**STORED RECORDS:**
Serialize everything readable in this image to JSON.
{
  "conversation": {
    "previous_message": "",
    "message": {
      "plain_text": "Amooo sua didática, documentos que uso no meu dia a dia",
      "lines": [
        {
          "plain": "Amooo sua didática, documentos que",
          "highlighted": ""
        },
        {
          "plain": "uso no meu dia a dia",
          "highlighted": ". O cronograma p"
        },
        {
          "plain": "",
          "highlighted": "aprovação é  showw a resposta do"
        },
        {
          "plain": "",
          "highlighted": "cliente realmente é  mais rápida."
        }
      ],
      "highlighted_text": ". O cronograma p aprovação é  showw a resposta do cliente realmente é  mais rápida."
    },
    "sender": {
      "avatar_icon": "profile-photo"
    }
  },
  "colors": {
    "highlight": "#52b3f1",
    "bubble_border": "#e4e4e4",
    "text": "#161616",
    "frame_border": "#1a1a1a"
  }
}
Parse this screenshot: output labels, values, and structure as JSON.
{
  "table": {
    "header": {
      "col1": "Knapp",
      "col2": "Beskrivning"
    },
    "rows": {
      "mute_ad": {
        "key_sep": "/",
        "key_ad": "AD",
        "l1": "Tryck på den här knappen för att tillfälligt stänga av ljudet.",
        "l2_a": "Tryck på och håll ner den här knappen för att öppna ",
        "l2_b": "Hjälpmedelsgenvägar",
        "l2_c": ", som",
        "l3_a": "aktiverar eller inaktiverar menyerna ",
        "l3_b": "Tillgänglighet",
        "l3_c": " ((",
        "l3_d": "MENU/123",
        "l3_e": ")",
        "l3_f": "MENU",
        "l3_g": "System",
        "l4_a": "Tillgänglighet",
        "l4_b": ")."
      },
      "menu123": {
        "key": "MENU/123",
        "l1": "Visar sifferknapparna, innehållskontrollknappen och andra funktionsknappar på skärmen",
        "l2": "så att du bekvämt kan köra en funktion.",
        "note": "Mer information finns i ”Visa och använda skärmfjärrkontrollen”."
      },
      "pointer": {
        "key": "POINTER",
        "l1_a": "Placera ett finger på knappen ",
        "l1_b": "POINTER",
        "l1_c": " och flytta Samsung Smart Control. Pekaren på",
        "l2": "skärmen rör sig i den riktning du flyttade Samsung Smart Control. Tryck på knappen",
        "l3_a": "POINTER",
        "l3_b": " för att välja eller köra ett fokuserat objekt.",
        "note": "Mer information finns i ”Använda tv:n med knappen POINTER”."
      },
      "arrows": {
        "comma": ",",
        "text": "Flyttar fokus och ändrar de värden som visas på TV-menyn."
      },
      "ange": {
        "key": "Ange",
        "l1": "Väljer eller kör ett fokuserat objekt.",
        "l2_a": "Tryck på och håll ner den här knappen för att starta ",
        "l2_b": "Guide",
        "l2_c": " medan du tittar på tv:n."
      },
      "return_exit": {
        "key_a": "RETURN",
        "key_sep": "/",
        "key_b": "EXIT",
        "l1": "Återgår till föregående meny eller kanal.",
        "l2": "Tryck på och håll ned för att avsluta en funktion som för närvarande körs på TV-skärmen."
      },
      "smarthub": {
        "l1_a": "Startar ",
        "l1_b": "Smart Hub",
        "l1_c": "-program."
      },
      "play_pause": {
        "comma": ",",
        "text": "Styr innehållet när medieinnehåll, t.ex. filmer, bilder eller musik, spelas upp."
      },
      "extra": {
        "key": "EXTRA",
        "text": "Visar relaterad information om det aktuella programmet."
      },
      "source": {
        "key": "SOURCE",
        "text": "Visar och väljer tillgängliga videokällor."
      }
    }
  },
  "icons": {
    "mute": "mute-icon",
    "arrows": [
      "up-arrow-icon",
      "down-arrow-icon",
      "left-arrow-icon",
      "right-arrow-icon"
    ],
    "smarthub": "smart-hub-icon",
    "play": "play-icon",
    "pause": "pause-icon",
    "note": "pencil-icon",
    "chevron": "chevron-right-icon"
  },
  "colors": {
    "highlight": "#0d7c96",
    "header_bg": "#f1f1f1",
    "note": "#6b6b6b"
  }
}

**WHAT YOU SHOULD DO:** Retype the data exactly as given.

**TASK ANSWER:**
Serialize everything readable in this image to JSON.
{
  "conversation": {
    "previous_message": "",
    "message": {
      "plain_text": "Amooo sua didática, documentos que uso no meu dia a dia",
      "lines": [
        {
          "plain": "Amooo sua didática, documentos que",
          "highlighted": ""
        },
        {
          "plain": "uso no meu dia a dia",
          "highlighted": ". O cronograma p"
        },
        {
          "plain": "",
          "highlighted": "aprovação é  showw a resposta do"
        },
        {
          "plain": "",
          "highlighted": "cliente realmente é  mais rápida."
        }
      ],
      "highlighted_text": ". O cronograma p aprovação é  showw a resposta do cliente realmente é  mais rápida."
    },
    "sender": {
      "avatar_icon": "profile-photo"
    }
  },
  "colors": {
    "highlight": "#52b3f1",
    "bubble_border": "#e4e4e4",
    "text": "#161616",
    "frame_border": "#1a1a1a"
  }
}
Parse this screenshot: output labels, values, and structure as JSON.
{
  "table": {
    "header": {
      "col1": "Knapp",
      "col2": "Beskrivning"
    },
    "rows": {
      "mute_ad": {
        "key_sep": "/",
        "key_ad": "AD",
        "l1": "Tryck på den här knappen för att tillfälligt stänga av ljudet.",
        "l2_a": "Tryck på och håll ner den här knappen för att öppna ",
        "l2_b": "Hjälpmedelsgenvägar",
        "l2_c": ", som",
        "l3_a": "aktiverar eller inaktiverar menyerna ",
        "l3_b": "Tillgänglighet",
        "l3_c": " ((",
        "l3_d": "MENU/123",
        "l3_e": ")",
        "l3_f": "MENU",
        "l3_g": "System",
        "l4_a": "Tillgänglighet",
        "l4_b": ")."
      },
      "menu123": {
        "key": "MENU/123",
        "l1": "Visar sifferknapparna, innehållskontrollknappen och andra funktionsknappar på skärmen",
        "l2": "så att du bekvämt kan köra en funktion.",
        "note": "Mer information finns i ”Visa och använda skärmfjärrkontrollen”."
      },
      "pointer": {
        "key": "POINTER",
        "l1_a": "Placera ett finger på knappen ",
        "l1_b": "POINTER",
        "l1_c": " och flytta Samsung Smart Control. Pekaren på",
        "l2": "skärmen rör sig i den riktning du flyttade Samsung Smart Control. Tryck på knappen",
        "l3_a": "POINTER",
        "l3_b": " för att välja eller köra ett fokuserat objekt.",
        "note": "Mer information finns i ”Använda tv:n med knappen POINTER”."
      },
      "arrows": {
        "comma": ",",
        "text": "Flyttar fokus och ändrar de värden som visas på TV-menyn."
      },
      "ange": {
        "key": "Ange",
        "l1": "Väljer eller kör ett fokuserat objekt.",
        "l2_a": "Tryck på och håll ner den här knappen för att starta ",
        "l2_b": "Guide",
        "l2_c": " medan du tittar på tv:n."
      },
      "return_exit": {
        "key_a": "RETURN",
        "key_sep": "/",
        "key_b": "EXIT",
        "l1": "Återgår till föregående meny eller kanal.",
        "l2": "Tryck på och håll ned för att avsluta en funktion som för närvarande körs på TV-skärmen."
      },
      "smarthub": {
        "l1_a": "Startar ",
        "l1_b": "Smart Hub",
        "l1_c": "-program."
      },
      "play_pause": {
        "comma": ",",
        "text": "Styr innehållet när medieinnehåll, t.ex. filmer, bilder eller musik, spelas upp."
      },
      "extra": {
        "key": "EXTRA",
        "text": "Visar relaterad information om det aktuella programmet."
      },
      "source": {
        "key": "SOURCE",
        "text": "Visar och väljer tillgängliga videokällor."
      }
    }
  },
  "icons": {
    "mute": "mute-icon",
    "arrows": [
      "up-arrow-icon",
      "down-arrow-icon",
      "left-arrow-icon",
      "right-arrow-icon"
    ],
    "smarthub": "smart-hub-icon",
    "play": "play-icon",
    "pause": "pause-icon",
    "note": "pencil-icon",
    "chevron": "chevron-right-icon"
  },
  "colors": {
    "highlight": "#0d7c96",
    "header_bg": "#f1f1f1",
    "note": "#6b6b6b"
  }
}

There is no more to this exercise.